— 任務提示 1 —
選文中，負重參數（load factor）λ 是怎樣定義的？
— 任務提示 2 —
請返回選文中從「Separate Chaining的思想」到「Weiss建議，general rule是保證λ 儘可能接近1。」之間的原文，首尾兩處都包括在內。

— 選文 —
# # # #

《數據結構》學習-- Hash(2) --Separate Chaining

本系列是《數據結構與算法分析-C語言描述》（Data Structures and Algorithm Analysis in C，作者Mark Weiss）一書的學習筆記，當我在做cc150需要補某個知識點時，就會把這本書翻出來學習一下，同時分享~

如果你有任何問題和建議，希望能與我分享.

1. 回顧

上一次我們簡單介紹了：

Hash表的概念
由輸入數據的數據結構構成的Array
優缺點
查找、插入、刪除平均常數時間。但不維護Array的順序。
四大要素
Hash表主體，Hash表大小，Hash Function，衝突解決方案。

實際上，Hash表最難設計的就是Hash Function以及衝突解決方法（Collision Resolution）。關於Hash Function的設計，沒有一個統一的方法，常用的方法我們也在第一章介紹過了。
這一章，我們將介紹一種常用的衝突解決方案，即開散列法（Separate Chaining）。

2. Separate Chaining簡介

Separate Chaining的思想無比簡單。即原本Hash表每個元素是一個輸入數據的數據結構類型，現在把每個元素改成一個由該數據結構類型構成的指針鏈表。這樣，當發生衝突時，只要在該指針鏈表的尾端或首端插入該值即可。

3.Rehash

在詳述我們的HashTable實現之前，我們還要引入最後一個概念：rehash。當我們不斷往HashTable內插入元素，HashTable就會越來越滿，而Find，Insert，Remove的操作都會越來越慢！
事實上，我們定義一個負重參數（load factor）λ ，它的值是HashTable已有的元素數除以HashTable表大小。對於每一次不成功的搜索，平均搜索次數爲λ （不包括最後的NULL），對於每一次成功的搜索，平均搜索次數爲1+λ/2 。因此，HashTable本身的大小對性能的影響並不大，重要的是load factor的大小。Mark Weiss建議，general rule是保證λ 儘可能接近1。
因此，當我們的load factor比較大時，我們需要擴充HashTable，以讓load factor儘可能接近1，這個過程就是rehash。另一方面，rehash是非常耗時的工作，因爲我們需要遍歷所有元素，然後全部重新插入一遍，因此，只有當必須（即load factor大到某一閾值時）時纔去執行。

3. Separate Chaining實現

接下來使用C++代碼詳解Separate Chaining的實現。該代碼在Mac OS X 64bit系統，clang++編譯器下調試通過，其他平臺不能保證。想直接下載文件可以戳[這裏]。

3.1 Hash表主體

        struct HashNode{
            ElementType elementValue;
            HashNode* next;
        };
        typedef HashNode* HashList;
        struct HashTbl{
            HashList* table;
            int tableSize;
            int content;
        };
        HashTbl* hashTable;

不知道爲何CSDN的Markdown對混合了大段註釋語句的高亮支持很不好，我把註釋放在下面，已經清楚解釋了這個代碼的功能。

# # # #

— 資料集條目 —
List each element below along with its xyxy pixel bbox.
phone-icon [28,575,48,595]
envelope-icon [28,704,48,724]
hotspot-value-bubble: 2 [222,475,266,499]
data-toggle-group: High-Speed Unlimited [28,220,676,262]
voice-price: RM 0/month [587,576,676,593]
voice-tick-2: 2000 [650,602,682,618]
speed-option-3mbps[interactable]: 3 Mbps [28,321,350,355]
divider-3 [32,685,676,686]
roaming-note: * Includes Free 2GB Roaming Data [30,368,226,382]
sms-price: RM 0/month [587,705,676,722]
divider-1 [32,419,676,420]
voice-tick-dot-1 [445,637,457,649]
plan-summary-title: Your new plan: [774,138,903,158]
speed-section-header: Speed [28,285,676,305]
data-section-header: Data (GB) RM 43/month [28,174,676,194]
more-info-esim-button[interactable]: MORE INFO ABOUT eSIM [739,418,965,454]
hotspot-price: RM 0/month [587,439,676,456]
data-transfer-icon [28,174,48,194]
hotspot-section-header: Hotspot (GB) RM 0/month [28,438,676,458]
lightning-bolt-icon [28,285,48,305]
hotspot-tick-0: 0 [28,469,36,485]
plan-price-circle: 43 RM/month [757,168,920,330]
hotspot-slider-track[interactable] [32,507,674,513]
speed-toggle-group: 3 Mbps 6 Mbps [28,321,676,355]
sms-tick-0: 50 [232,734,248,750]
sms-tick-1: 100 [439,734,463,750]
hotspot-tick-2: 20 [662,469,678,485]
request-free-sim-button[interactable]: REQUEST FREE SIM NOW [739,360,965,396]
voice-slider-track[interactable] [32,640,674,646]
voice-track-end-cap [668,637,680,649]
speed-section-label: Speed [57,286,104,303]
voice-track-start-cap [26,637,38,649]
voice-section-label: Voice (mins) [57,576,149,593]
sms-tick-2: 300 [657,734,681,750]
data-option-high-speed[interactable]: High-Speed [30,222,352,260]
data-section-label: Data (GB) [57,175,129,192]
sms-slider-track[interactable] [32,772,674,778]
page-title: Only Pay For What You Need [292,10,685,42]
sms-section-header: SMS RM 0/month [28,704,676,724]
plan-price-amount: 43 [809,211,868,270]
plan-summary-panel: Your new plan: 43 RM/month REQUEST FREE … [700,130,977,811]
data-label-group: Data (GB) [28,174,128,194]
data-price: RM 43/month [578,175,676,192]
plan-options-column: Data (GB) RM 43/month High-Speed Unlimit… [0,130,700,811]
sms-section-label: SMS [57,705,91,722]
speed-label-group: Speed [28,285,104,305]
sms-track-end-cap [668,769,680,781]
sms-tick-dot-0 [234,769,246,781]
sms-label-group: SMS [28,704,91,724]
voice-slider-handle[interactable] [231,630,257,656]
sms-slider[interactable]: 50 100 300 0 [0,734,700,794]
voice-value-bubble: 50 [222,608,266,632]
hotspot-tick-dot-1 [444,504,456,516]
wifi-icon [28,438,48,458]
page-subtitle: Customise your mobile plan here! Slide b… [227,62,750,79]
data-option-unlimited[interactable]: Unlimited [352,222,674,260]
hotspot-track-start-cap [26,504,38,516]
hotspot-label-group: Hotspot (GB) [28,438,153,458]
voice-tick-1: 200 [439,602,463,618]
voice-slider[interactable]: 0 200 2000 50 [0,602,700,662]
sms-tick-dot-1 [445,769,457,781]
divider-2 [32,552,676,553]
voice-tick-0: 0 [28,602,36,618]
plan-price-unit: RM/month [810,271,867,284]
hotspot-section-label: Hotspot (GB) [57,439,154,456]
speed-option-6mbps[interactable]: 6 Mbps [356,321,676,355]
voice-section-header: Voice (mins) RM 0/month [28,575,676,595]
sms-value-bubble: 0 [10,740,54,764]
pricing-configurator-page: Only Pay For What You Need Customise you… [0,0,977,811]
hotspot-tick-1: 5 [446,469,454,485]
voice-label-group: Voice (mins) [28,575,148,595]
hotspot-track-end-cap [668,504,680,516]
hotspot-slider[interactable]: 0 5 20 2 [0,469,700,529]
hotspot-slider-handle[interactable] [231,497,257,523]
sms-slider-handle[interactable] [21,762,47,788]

# # # #

— 書面回覆 1 —
λ 等於 HashTable 已有的元素數除以 HashTable 的表大小。

— 書面回覆 2 —
Separate Chaining的思想無比簡單。即原本Hash表每個元素是一個輸入數據的數據結構類型，現在把每個元素改成一個由該數據結構類型構成的指針鏈表。這樣，當發生衝突時，只要在該指針鏈表的尾端或首端插入該值即可。

3.Rehash

在詳述我們的HashTable實現之前，我們還要引入最後一個概念：rehash。當我們不斷往HashTable內插入元素，HashTable就會越來越滿，而Find，Insert，Remove的操作都會越來越慢！
事實上，我們定義一個負重參數（load factor）λ ，它的值是HashTable已有的元素數除以HashTable表大小。對於每一次不成功的搜索，平均搜索次數爲λ （不包括最後的NULL），對於每一次成功的搜索，平均搜索次數爲1+λ/2 。因此，HashTable本身的大小對性能的影響並不大，重要的是load factor的大小。Mark Weiss建議，general rule是保證λ 儘可能接近1。